_WHAT TO DO_. Go through the data below and gather each line containing "title".

(Stored items)

· · · ·

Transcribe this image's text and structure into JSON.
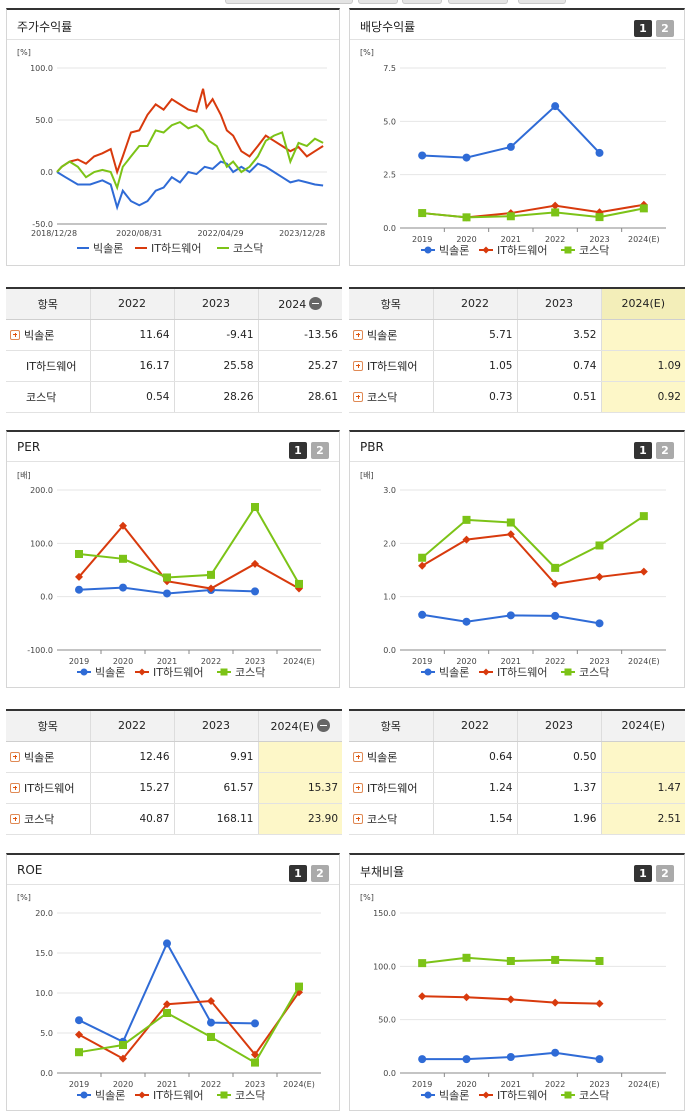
{
  "legend_names": [
    "빅솔론",
    "IT하드웨어",
    "코스닥"
  ],
  "colors": {
    "s0": "#2f6bd6",
    "s1": "#d83a0d",
    "s2": "#7cc317"
  },
  "stock_return": {
    "title": "주가수익률",
    "unit": "[%]",
    "table": {
      "header": [
        "항목",
        "2022",
        "2023",
        "2024"
      ],
      "rows": [
        {
          "name": "빅솔론",
          "values": [
            "11.64",
            "-9.41",
            "-13.56"
          ]
        },
        {
          "name": "IT하드웨어",
          "values": [
            "16.17",
            "25.58",
            "25.27"
          ]
        },
        {
          "name": "코스닥",
          "values": [
            "0.54",
            "28.26",
            "28.61"
          ]
        }
      ]
    }
  },
  "dividend": {
    "title": "배당수익률",
    "btn1": "1",
    "btn2": "2",
    "unit": "[%]",
    "table": {
      "header": [
        "항목",
        "2022",
        "2023",
        "2024(E)"
      ],
      "rows": [
        {
          "name": "빅솔론",
          "values": [
            "5.71",
            "3.52",
            ""
          ]
        },
        {
          "name": "IT하드웨어",
          "values": [
            "1.05",
            "0.74",
            "1.09"
          ]
        },
        {
          "name": "코스닥",
          "values": [
            "0.73",
            "0.51",
            "0.92"
          ]
        }
      ]
    }
  },
  "per": {
    "title": "PER",
    "btn1": "1",
    "btn2": "2",
    "unit": "[배]",
    "table": {
      "header": [
        "항목",
        "2022",
        "2023",
        "2024(E)"
      ],
      "rows": [
        {
          "name": "빅솔론",
          "values": [
            "12.46",
            "9.91",
            ""
          ]
        },
        {
          "name": "IT하드웨어",
          "values": [
            "15.27",
            "61.57",
            "15.37"
          ]
        },
        {
          "name": "코스닥",
          "values": [
            "40.87",
            "168.11",
            "23.90"
          ]
        }
      ]
    }
  },
  "pbr": {
    "title": "PBR",
    "btn1": "1",
    "btn2": "2",
    "unit": "[배]",
    "table": {
      "header": [
        "항목",
        "2022",
        "2023",
        "2024(E)"
      ],
      "rows": [
        {
          "name": "빅솔론",
          "values": [
            "0.64",
            "0.50",
            ""
          ]
        },
        {
          "name": "IT하드웨어",
          "values": [
            "1.24",
            "1.37",
            "1.47"
          ]
        },
        {
          "name": "코스닥",
          "values": [
            "1.54",
            "1.96",
            "2.51"
          ]
        }
      ]
    }
  },
  "roe": {
    "title": "ROE",
    "btn1": "1",
    "btn2": "2",
    "unit": "[%]"
  },
  "debt": {
    "title": "부채비율",
    "btn1": "1",
    "btn2": "2",
    "unit": "[%]"
  },
  "chart_data": [
    {
      "id": "stock_return",
      "type": "line",
      "ylim": [
        -50,
        100
      ],
      "yticks": [
        "100.0",
        "50.0",
        "0.0",
        "-50.0"
      ],
      "x_ticks": [
        "2018/12/28",
        "2020/08/31",
        "2022/04/29",
        "2023/12/28"
      ],
      "x_range": [
        "2018-12-28",
        "2024-06-30"
      ],
      "series": [
        {
          "name": "빅솔론",
          "points": [
            [
              "2018-12-28",
              0
            ],
            [
              "2019-03-01",
              -5
            ],
            [
              "2019-06-01",
              -12
            ],
            [
              "2019-09-01",
              -12
            ],
            [
              "2019-12-01",
              -8
            ],
            [
              "2020-02-01",
              -12
            ],
            [
              "2020-03-20",
              -34
            ],
            [
              "2020-05-01",
              -18
            ],
            [
              "2020-07-01",
              -28
            ],
            [
              "2020-09-01",
              -32
            ],
            [
              "2020-11-01",
              -28
            ],
            [
              "2021-01-01",
              -18
            ],
            [
              "2021-03-01",
              -15
            ],
            [
              "2021-05-01",
              -5
            ],
            [
              "2021-07-01",
              -10
            ],
            [
              "2021-09-01",
              0
            ],
            [
              "2021-11-01",
              -2
            ],
            [
              "2022-01-01",
              5
            ],
            [
              "2022-03-01",
              3
            ],
            [
              "2022-05-01",
              10
            ],
            [
              "2022-06-15",
              8
            ],
            [
              "2022-08-01",
              0
            ],
            [
              "2022-10-01",
              5
            ],
            [
              "2022-12-01",
              0
            ],
            [
              "2023-02-01",
              8
            ],
            [
              "2023-04-01",
              5
            ],
            [
              "2023-06-01",
              0
            ],
            [
              "2023-08-01",
              -5
            ],
            [
              "2023-10-01",
              -10
            ],
            [
              "2023-12-01",
              -8
            ],
            [
              "2024-02-01",
              -10
            ],
            [
              "2024-04-01",
              -12
            ],
            [
              "2024-06-01",
              -13
            ]
          ]
        },
        {
          "name": "IT하드웨어",
          "points": [
            [
              "2018-12-28",
              0
            ],
            [
              "2019-02-01",
              5
            ],
            [
              "2019-04-01",
              10
            ],
            [
              "2019-06-01",
              12
            ],
            [
              "2019-08-01",
              8
            ],
            [
              "2019-10-01",
              15
            ],
            [
              "2019-12-01",
              18
            ],
            [
              "2020-02-01",
              22
            ],
            [
              "2020-03-20",
              0
            ],
            [
              "2020-05-01",
              15
            ],
            [
              "2020-07-01",
              38
            ],
            [
              "2020-09-01",
              40
            ],
            [
              "2020-11-01",
              55
            ],
            [
              "2021-01-01",
              65
            ],
            [
              "2021-03-01",
              60
            ],
            [
              "2021-05-01",
              70
            ],
            [
              "2021-07-01",
              65
            ],
            [
              "2021-09-01",
              60
            ],
            [
              "2021-11-01",
              58
            ],
            [
              "2021-12-20",
              80
            ],
            [
              "2022-01-15",
              62
            ],
            [
              "2022-03-01",
              70
            ],
            [
              "2022-05-01",
              55
            ],
            [
              "2022-06-15",
              40
            ],
            [
              "2022-08-01",
              35
            ],
            [
              "2022-10-01",
              20
            ],
            [
              "2022-12-01",
              15
            ],
            [
              "2023-02-01",
              25
            ],
            [
              "2023-04-01",
              35
            ],
            [
              "2023-06-01",
              30
            ],
            [
              "2023-08-01",
              25
            ],
            [
              "2023-10-01",
              20
            ],
            [
              "2023-12-01",
              24
            ],
            [
              "2024-02-01",
              15
            ],
            [
              "2024-04-01",
              20
            ],
            [
              "2024-06-01",
              25
            ]
          ]
        },
        {
          "name": "코스닥",
          "points": [
            [
              "2018-12-28",
              0
            ],
            [
              "2019-02-01",
              5
            ],
            [
              "2019-04-01",
              10
            ],
            [
              "2019-06-01",
              5
            ],
            [
              "2019-08-01",
              -5
            ],
            [
              "2019-10-01",
              0
            ],
            [
              "2019-12-01",
              2
            ],
            [
              "2020-02-01",
              0
            ],
            [
              "2020-03-20",
              -15
            ],
            [
              "2020-05-01",
              5
            ],
            [
              "2020-07-01",
              15
            ],
            [
              "2020-09-01",
              25
            ],
            [
              "2020-11-01",
              25
            ],
            [
              "2021-01-01",
              40
            ],
            [
              "2021-03-01",
              38
            ],
            [
              "2021-05-01",
              45
            ],
            [
              "2021-07-01",
              48
            ],
            [
              "2021-09-01",
              42
            ],
            [
              "2021-11-01",
              45
            ],
            [
              "2021-12-20",
              40
            ],
            [
              "2022-02-01",
              30
            ],
            [
              "2022-04-01",
              25
            ],
            [
              "2022-06-15",
              5
            ],
            [
              "2022-08-01",
              10
            ],
            [
              "2022-10-01",
              0
            ],
            [
              "2022-12-01",
              5
            ],
            [
              "2023-02-01",
              15
            ],
            [
              "2023-04-01",
              30
            ],
            [
              "2023-06-01",
              35
            ],
            [
              "2023-08-01",
              38
            ],
            [
              "2023-10-01",
              10
            ],
            [
              "2023-12-01",
              28
            ],
            [
              "2024-02-01",
              25
            ],
            [
              "2024-04-01",
              32
            ],
            [
              "2024-06-01",
              28
            ]
          ]
        }
      ]
    },
    {
      "id": "dividend",
      "type": "line",
      "ylim": [
        0,
        7.5
      ],
      "yticks": [
        "7.5",
        "5.0",
        "2.5",
        "0.0"
      ],
      "categories": [
        "2019",
        "2020",
        "2021",
        "2022",
        "2023",
        "2024(E)"
      ],
      "series": [
        {
          "name": "빅솔론",
          "values": [
            3.4,
            3.3,
            3.8,
            5.71,
            3.52,
            null
          ]
        },
        {
          "name": "IT하드웨어",
          "values": [
            0.7,
            0.5,
            0.7,
            1.05,
            0.74,
            1.09
          ]
        },
        {
          "name": "코스닥",
          "values": [
            0.7,
            0.5,
            0.55,
            0.73,
            0.51,
            0.92
          ]
        }
      ]
    },
    {
      "id": "per",
      "type": "line",
      "ylim": [
        -100,
        200
      ],
      "yticks": [
        "200.0",
        "100.0",
        "0.0",
        "-100.0"
      ],
      "categories": [
        "2019",
        "2020",
        "2021",
        "2022",
        "2023",
        "2024(E)"
      ],
      "series": [
        {
          "name": "빅솔론",
          "values": [
            13,
            17,
            6,
            12.46,
            9.91,
            null
          ]
        },
        {
          "name": "IT하드웨어",
          "values": [
            37,
            133,
            29,
            15.27,
            61.57,
            15.37
          ]
        },
        {
          "name": "코스닥",
          "values": [
            80,
            71,
            36,
            40.87,
            168.11,
            23.9
          ]
        }
      ]
    },
    {
      "id": "pbr",
      "type": "line",
      "ylim": [
        0,
        3
      ],
      "yticks": [
        "3.0",
        "2.0",
        "1.0",
        "0.0"
      ],
      "categories": [
        "2019",
        "2020",
        "2021",
        "2022",
        "2023",
        "2024(E)"
      ],
      "series": [
        {
          "name": "빅솔론",
          "values": [
            0.66,
            0.53,
            0.65,
            0.64,
            0.5,
            null
          ]
        },
        {
          "name": "IT하드웨어",
          "values": [
            1.58,
            2.07,
            2.17,
            1.24,
            1.37,
            1.47
          ]
        },
        {
          "name": "코스닥",
          "values": [
            1.73,
            2.44,
            2.39,
            1.54,
            1.96,
            2.51
          ]
        }
      ]
    },
    {
      "id": "roe",
      "type": "line",
      "ylim": [
        0,
        20
      ],
      "yticks": [
        "20.0",
        "15.0",
        "10.0",
        "5.0",
        "0.0"
      ],
      "categories": [
        "2019",
        "2020",
        "2021",
        "2022",
        "2023",
        "2024(E)"
      ],
      "series": [
        {
          "name": "빅솔론",
          "values": [
            6.6,
            3.9,
            16.2,
            6.3,
            6.2,
            null
          ]
        },
        {
          "name": "IT하드웨어",
          "values": [
            4.8,
            1.8,
            8.6,
            9.0,
            2.3,
            10.1
          ]
        },
        {
          "name": "코스닥",
          "values": [
            2.6,
            3.5,
            7.5,
            4.5,
            1.3,
            10.8
          ]
        }
      ]
    },
    {
      "id": "debt",
      "type": "line",
      "ylim": [
        0,
        150
      ],
      "yticks": [
        "150.0",
        "100.0",
        "50.0",
        "0.0"
      ],
      "categories": [
        "2019",
        "2020",
        "2021",
        "2022",
        "2023",
        "2024(E)"
      ],
      "series": [
        {
          "name": "빅솔론",
          "values": [
            13,
            13,
            15,
            19,
            13,
            null
          ]
        },
        {
          "name": "IT하드웨어",
          "values": [
            72,
            71,
            69,
            66,
            65,
            null
          ]
        },
        {
          "name": "코스닥",
          "values": [
            103,
            108,
            105,
            106,
            105,
            null
          ]
        }
      ]
    }
  ]
}
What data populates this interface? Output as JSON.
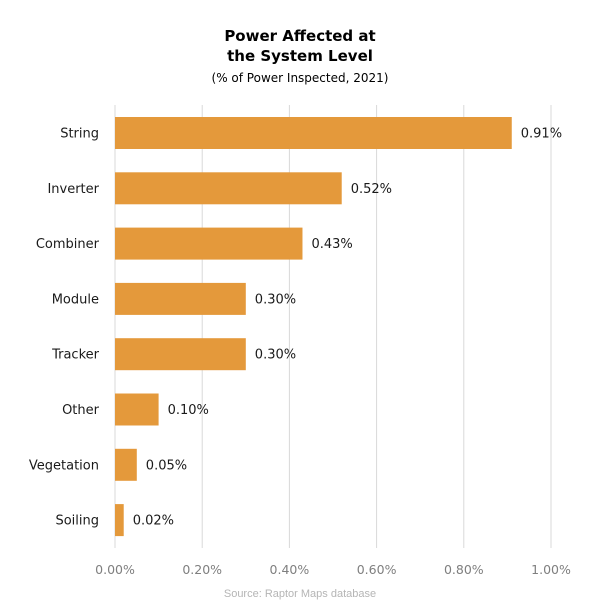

· · · ·

_SOLUTION TO THE EXERCISE_.
    "title": "주가수익률",
    "title": "배당수익률",
    "title": "PER",
    "title": "PBR",
    "title": "ROE",
    "title": "부채비율",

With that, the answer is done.